[WHAT YOU NEED TO DO] What is needed is a word-for-word copy of all the entries, minus the pictures.

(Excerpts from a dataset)
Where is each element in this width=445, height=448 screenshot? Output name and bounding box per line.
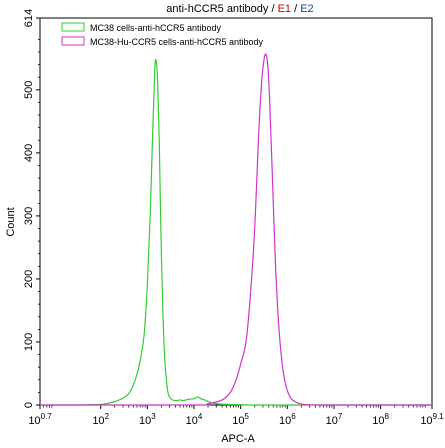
x-tick-label: 108 bbox=[372, 412, 389, 427]
y-tick-label: 300 bbox=[23, 207, 35, 225]
x-tick-label: 103 bbox=[139, 412, 156, 427]
chart-title-part: E2 bbox=[300, 3, 313, 15]
y-tick-label: 0 bbox=[23, 402, 35, 408]
x-tick-label: 106 bbox=[279, 412, 296, 427]
series-line-2 bbox=[40, 53, 432, 406]
y-tick-label: 500 bbox=[23, 81, 35, 99]
legend: MC38 cells-anti-hCCR5 antibody MC38-Hu-CC… bbox=[61, 22, 264, 47]
legend-label: MC38 cells-anti-hCCR5 antibody bbox=[90, 23, 222, 33]
x-axis-label: APC-A bbox=[221, 433, 255, 445]
x-tick-label: 104 bbox=[186, 412, 203, 427]
y-tick-label: 100 bbox=[23, 333, 35, 351]
x-tick-label: 105 bbox=[232, 412, 249, 427]
x-tick-label: 100.7 bbox=[28, 412, 52, 427]
series-layer bbox=[40, 53, 432, 406]
series-line-1 bbox=[40, 58, 432, 406]
y-axis-label: Count bbox=[5, 207, 17, 236]
chart-title: anti-hCCR5 antibody / E1 / E2 bbox=[166, 3, 313, 15]
chart-title-part: anti-hCCR5 antibody / bbox=[166, 3, 277, 15]
plot-frame bbox=[39, 17, 433, 406]
y-axis: 0 100 200 300 400 500 614 bbox=[23, 9, 40, 408]
y-tick-label: 614 bbox=[23, 9, 35, 27]
x-axis: 100.7 102 103 104 105 106 107 108 109.1 bbox=[28, 405, 444, 427]
y-tick-label: 200 bbox=[23, 270, 35, 288]
x-tick-label: 109.1 bbox=[420, 412, 444, 427]
chart-title-part: E1 bbox=[278, 3, 291, 15]
y-tick-label: 400 bbox=[23, 144, 35, 162]
chart-title-part: / bbox=[291, 3, 300, 15]
x-tick-label: 102 bbox=[92, 412, 109, 427]
x-tick-label: 107 bbox=[326, 412, 343, 427]
legend-label: MC38-Hu-CCR5 cells-anti-hCCR5 antibody bbox=[90, 37, 264, 47]
legend-swatch bbox=[61, 22, 85, 32]
legend-swatch bbox=[61, 36, 85, 46]
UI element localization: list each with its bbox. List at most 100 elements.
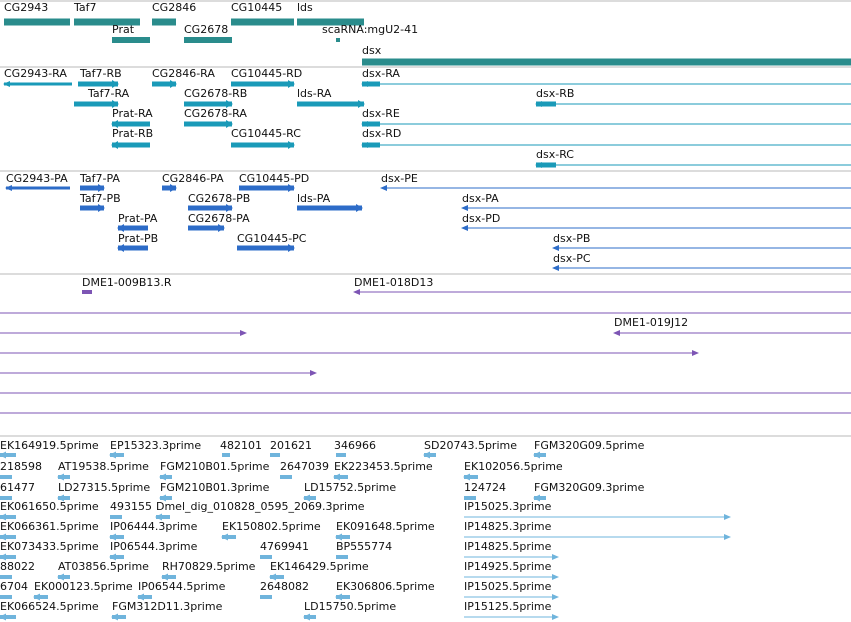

[FINISHED TASK]
Where is each element in this width=445, height=448 screenshot? Output name and bounding box per line.
x-tick-label: 108 bbox=[372, 412, 389, 427]
y-tick-label: 300 bbox=[23, 207, 35, 225]
x-tick-label: 103 bbox=[139, 412, 156, 427]
chart-title-part: E2 bbox=[300, 3, 313, 15]
y-tick-label: 0 bbox=[23, 402, 35, 408]
x-tick-label: 106 bbox=[279, 412, 296, 427]
series-line-2 bbox=[40, 53, 432, 406]
y-tick-label: 500 bbox=[23, 81, 35, 99]
legend: MC38 cells-anti-hCCR5 antibody MC38-Hu-CC… bbox=[61, 22, 264, 47]
legend-label: MC38 cells-anti-hCCR5 antibody bbox=[90, 23, 222, 33]
x-axis-label: APC-A bbox=[221, 433, 255, 445]
x-tick-label: 104 bbox=[186, 412, 203, 427]
y-tick-label: 100 bbox=[23, 333, 35, 351]
x-tick-label: 105 bbox=[232, 412, 249, 427]
x-tick-label: 100.7 bbox=[28, 412, 52, 427]
series-layer bbox=[40, 53, 432, 406]
series-line-1 bbox=[40, 58, 432, 406]
y-axis-label: Count bbox=[5, 207, 17, 236]
chart-title: anti-hCCR5 antibody / E1 / E2 bbox=[166, 3, 313, 15]
chart-title-part: anti-hCCR5 antibody / bbox=[166, 3, 277, 15]
plot-frame bbox=[39, 17, 433, 406]
y-axis: 0 100 200 300 400 500 614 bbox=[23, 9, 40, 408]
y-tick-label: 614 bbox=[23, 9, 35, 27]
x-axis: 100.7 102 103 104 105 106 107 108 109.1 bbox=[28, 405, 444, 427]
y-tick-label: 200 bbox=[23, 270, 35, 288]
x-tick-label: 109.1 bbox=[420, 412, 444, 427]
chart-title-part: E1 bbox=[278, 3, 291, 15]
y-tick-label: 400 bbox=[23, 144, 35, 162]
chart-title-part: / bbox=[291, 3, 300, 15]
x-tick-label: 102 bbox=[92, 412, 109, 427]
x-tick-label: 107 bbox=[326, 412, 343, 427]
legend-label: MC38-Hu-CCR5 cells-anti-hCCR5 antibody bbox=[90, 37, 264, 47]
legend-swatch bbox=[61, 22, 85, 32]
legend-swatch bbox=[61, 36, 85, 46]
UI element localization: list each with its bbox. List at most 100 elements.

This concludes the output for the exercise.